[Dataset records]
- - - -
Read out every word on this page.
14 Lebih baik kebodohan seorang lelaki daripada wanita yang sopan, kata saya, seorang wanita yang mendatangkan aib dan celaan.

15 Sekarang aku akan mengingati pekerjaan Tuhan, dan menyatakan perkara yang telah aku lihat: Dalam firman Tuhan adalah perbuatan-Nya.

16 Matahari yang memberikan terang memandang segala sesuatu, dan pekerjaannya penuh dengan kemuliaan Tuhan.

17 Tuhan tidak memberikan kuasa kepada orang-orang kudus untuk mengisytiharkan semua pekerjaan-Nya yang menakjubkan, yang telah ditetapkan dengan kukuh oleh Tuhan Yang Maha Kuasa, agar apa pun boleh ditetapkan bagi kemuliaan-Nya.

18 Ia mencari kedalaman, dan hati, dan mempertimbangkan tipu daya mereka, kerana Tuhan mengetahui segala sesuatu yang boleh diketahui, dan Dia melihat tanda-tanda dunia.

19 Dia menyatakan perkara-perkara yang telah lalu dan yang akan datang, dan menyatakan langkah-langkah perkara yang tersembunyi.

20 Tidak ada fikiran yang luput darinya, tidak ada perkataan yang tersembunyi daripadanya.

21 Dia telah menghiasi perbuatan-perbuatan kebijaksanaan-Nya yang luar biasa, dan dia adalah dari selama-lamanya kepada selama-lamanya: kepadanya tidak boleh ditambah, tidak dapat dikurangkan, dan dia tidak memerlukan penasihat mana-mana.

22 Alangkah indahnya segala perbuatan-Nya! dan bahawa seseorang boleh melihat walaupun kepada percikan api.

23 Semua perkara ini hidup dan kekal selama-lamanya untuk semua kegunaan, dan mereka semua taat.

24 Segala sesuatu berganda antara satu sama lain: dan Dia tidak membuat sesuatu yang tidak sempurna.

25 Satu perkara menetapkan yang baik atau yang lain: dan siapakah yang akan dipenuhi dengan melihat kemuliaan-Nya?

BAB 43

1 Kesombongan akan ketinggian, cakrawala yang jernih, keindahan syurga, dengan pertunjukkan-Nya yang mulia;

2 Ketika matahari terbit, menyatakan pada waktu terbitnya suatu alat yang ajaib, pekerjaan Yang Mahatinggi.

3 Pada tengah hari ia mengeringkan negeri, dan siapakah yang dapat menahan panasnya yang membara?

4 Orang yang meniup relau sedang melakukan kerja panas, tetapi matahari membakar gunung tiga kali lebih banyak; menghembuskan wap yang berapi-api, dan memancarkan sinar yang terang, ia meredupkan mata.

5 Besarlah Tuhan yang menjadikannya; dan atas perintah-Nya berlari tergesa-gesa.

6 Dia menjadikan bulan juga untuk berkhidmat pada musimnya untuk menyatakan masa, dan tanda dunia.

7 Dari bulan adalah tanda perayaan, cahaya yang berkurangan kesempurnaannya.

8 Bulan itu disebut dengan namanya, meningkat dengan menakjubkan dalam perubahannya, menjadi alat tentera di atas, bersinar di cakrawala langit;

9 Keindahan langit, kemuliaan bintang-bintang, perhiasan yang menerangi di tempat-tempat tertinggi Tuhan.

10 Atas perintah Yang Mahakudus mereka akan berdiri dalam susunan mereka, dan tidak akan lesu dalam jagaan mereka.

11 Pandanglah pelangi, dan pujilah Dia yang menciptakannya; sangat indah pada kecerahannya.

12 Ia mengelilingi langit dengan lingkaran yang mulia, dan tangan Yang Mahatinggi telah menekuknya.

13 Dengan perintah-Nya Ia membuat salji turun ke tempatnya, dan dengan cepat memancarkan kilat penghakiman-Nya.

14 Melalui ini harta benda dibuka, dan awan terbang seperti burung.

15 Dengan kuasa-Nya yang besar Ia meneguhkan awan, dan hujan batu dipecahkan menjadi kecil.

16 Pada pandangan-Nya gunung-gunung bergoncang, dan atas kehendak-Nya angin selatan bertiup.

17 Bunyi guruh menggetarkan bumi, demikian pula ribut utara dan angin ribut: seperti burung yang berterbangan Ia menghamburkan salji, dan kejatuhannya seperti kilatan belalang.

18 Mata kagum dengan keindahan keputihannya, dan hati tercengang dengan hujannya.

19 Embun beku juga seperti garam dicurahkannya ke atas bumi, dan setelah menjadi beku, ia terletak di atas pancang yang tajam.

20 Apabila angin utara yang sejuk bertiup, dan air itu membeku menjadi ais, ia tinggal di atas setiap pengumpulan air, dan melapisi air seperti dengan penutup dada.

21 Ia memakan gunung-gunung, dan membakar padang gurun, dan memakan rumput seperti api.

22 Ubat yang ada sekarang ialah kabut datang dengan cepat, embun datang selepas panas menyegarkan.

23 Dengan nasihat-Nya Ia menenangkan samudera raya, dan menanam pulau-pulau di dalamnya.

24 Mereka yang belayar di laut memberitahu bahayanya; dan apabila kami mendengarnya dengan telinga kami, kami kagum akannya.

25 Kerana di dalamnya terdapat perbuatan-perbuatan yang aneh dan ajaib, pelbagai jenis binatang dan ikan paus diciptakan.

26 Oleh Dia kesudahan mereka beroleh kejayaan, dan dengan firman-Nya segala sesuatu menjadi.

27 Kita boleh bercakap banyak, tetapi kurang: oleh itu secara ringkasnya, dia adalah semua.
- - - -
### Work to do:
Write every line of the material above again, exactly.

### Completed exercise:
Read out every word on this page.
14 Lebih baik kebodohan seorang lelaki daripada wanita yang sopan, kata saya, seorang wanita yang mendatangkan aib dan celaan.

15 Sekarang aku akan mengingati pekerjaan Tuhan, dan menyatakan perkara yang telah aku lihat: Dalam firman Tuhan adalah perbuatan-Nya.

16 Matahari yang memberikan terang memandang segala sesuatu, dan pekerjaannya penuh dengan kemuliaan Tuhan.

17 Tuhan tidak memberikan kuasa kepada orang-orang kudus untuk mengisytiharkan semua pekerjaan-Nya yang menakjubkan, yang telah ditetapkan dengan kukuh oleh Tuhan Yang Maha Kuasa, agar apa pun boleh ditetapkan bagi kemuliaan-Nya.

18 Ia mencari kedalaman, dan hati, dan mempertimbangkan tipu daya mereka, kerana Tuhan mengetahui segala sesuatu yang boleh diketahui, dan Dia melihat tanda-tanda dunia.

19 Dia menyatakan perkara-perkara yang telah lalu dan yang akan datang, dan menyatakan langkah-langkah perkara yang tersembunyi.

20 Tidak ada fikiran yang luput darinya, tidak ada perkataan yang tersembunyi daripadanya.

21 Dia telah menghiasi perbuatan-perbuatan kebijaksanaan-Nya yang luar biasa, dan dia adalah dari selama-lamanya kepada selama-lamanya: kepadanya tidak boleh ditambah, tidak dapat dikurangkan, dan dia tidak memerlukan penasihat mana-mana.

22 Alangkah indahnya segala perbuatan-Nya! dan bahawa seseorang boleh melihat walaupun kepada percikan api.

23 Semua perkara ini hidup dan kekal selama-lamanya untuk semua kegunaan, dan mereka semua taat.

24 Segala sesuatu berganda antara satu sama lain: dan Dia tidak membuat sesuatu yang tidak sempurna.

25 Satu perkara menetapkan yang baik atau yang lain: dan siapakah yang akan dipenuhi dengan melihat kemuliaan-Nya?

BAB 43

1 Kesombongan akan ketinggian, cakrawala yang jernih, keindahan syurga, dengan pertunjukkan-Nya yang mulia;

2 Ketika matahari terbit, menyatakan pada waktu terbitnya suatu alat yang ajaib, pekerjaan Yang Mahatinggi.

3 Pada tengah hari ia mengeringkan negeri, dan siapakah yang dapat menahan panasnya yang membara?

4 Orang yang meniup relau sedang melakukan kerja panas, tetapi matahari membakar gunung tiga kali lebih banyak; menghembuskan wap yang berapi-api, dan memancarkan sinar yang terang, ia meredupkan mata.

5 Besarlah Tuhan yang menjadikannya; dan atas perintah-Nya berlari tergesa-gesa.

6 Dia menjadikan bulan juga untuk berkhidmat pada musimnya untuk menyatakan masa, dan tanda dunia.

7 Dari bulan adalah tanda perayaan, cahaya yang berkurangan kesempurnaannya.

8 Bulan itu disebut dengan namanya, meningkat dengan menakjubkan dalam perubahannya, menjadi alat tentera di atas, bersinar di cakrawala langit;

9 Keindahan langit, kemuliaan bintang-bintang, perhiasan yang menerangi di tempat-tempat tertinggi Tuhan.

10 Atas perintah Yang Mahakudus mereka akan berdiri dalam susunan mereka, dan tidak akan lesu dalam jagaan mereka.

11 Pandanglah pelangi, dan pujilah Dia yang menciptakannya; sangat indah pada kecerahannya.

12 Ia mengelilingi langit dengan lingkaran yang mulia, dan tangan Yang Mahatinggi telah menekuknya.

13 Dengan perintah-Nya Ia membuat salji turun ke tempatnya, dan dengan cepat memancarkan kilat penghakiman-Nya.

14 Melalui ini harta benda dibuka, dan awan terbang seperti burung.

15 Dengan kuasa-Nya yang besar Ia meneguhkan awan, dan hujan batu dipecahkan menjadi kecil.

16 Pada pandangan-Nya gunung-gunung bergoncang, dan atas kehendak-Nya angin selatan bertiup.

17 Bunyi guruh menggetarkan bumi, demikian pula ribut utara dan angin ribut: seperti burung yang berterbangan Ia menghamburkan salji, dan kejatuhannya seperti kilatan belalang.

18 Mata kagum dengan keindahan keputihannya, dan hati tercengang dengan hujannya.

19 Embun beku juga seperti garam dicurahkannya ke atas bumi, dan setelah menjadi beku, ia terletak di atas pancang yang tajam.

20 Apabila angin utara yang sejuk bertiup, dan air itu membeku menjadi ais, ia tinggal di atas setiap pengumpulan air, dan melapisi air seperti dengan penutup dada.

21 Ia memakan gunung-gunung, dan membakar padang gurun, dan memakan rumput seperti api.

22 Ubat yang ada sekarang ialah kabut datang dengan cepat, embun datang selepas panas menyegarkan.

23 Dengan nasihat-Nya Ia menenangkan samudera raya, dan menanam pulau-pulau di dalamnya.

24 Mereka yang belayar di laut memberitahu bahayanya; dan apabila kami mendengarnya dengan telinga kami, kami kagum akannya.

25 Kerana di dalamnya terdapat perbuatan-perbuatan yang aneh dan ajaib, pelbagai jenis binatang dan ikan paus diciptakan.

26 Oleh Dia kesudahan mereka beroleh kejayaan, dan dengan firman-Nya segala sesuatu menjadi.

27 Kita boleh bercakap banyak, tetapi kurang: oleh itu secara ringkasnya, dia adalah semua.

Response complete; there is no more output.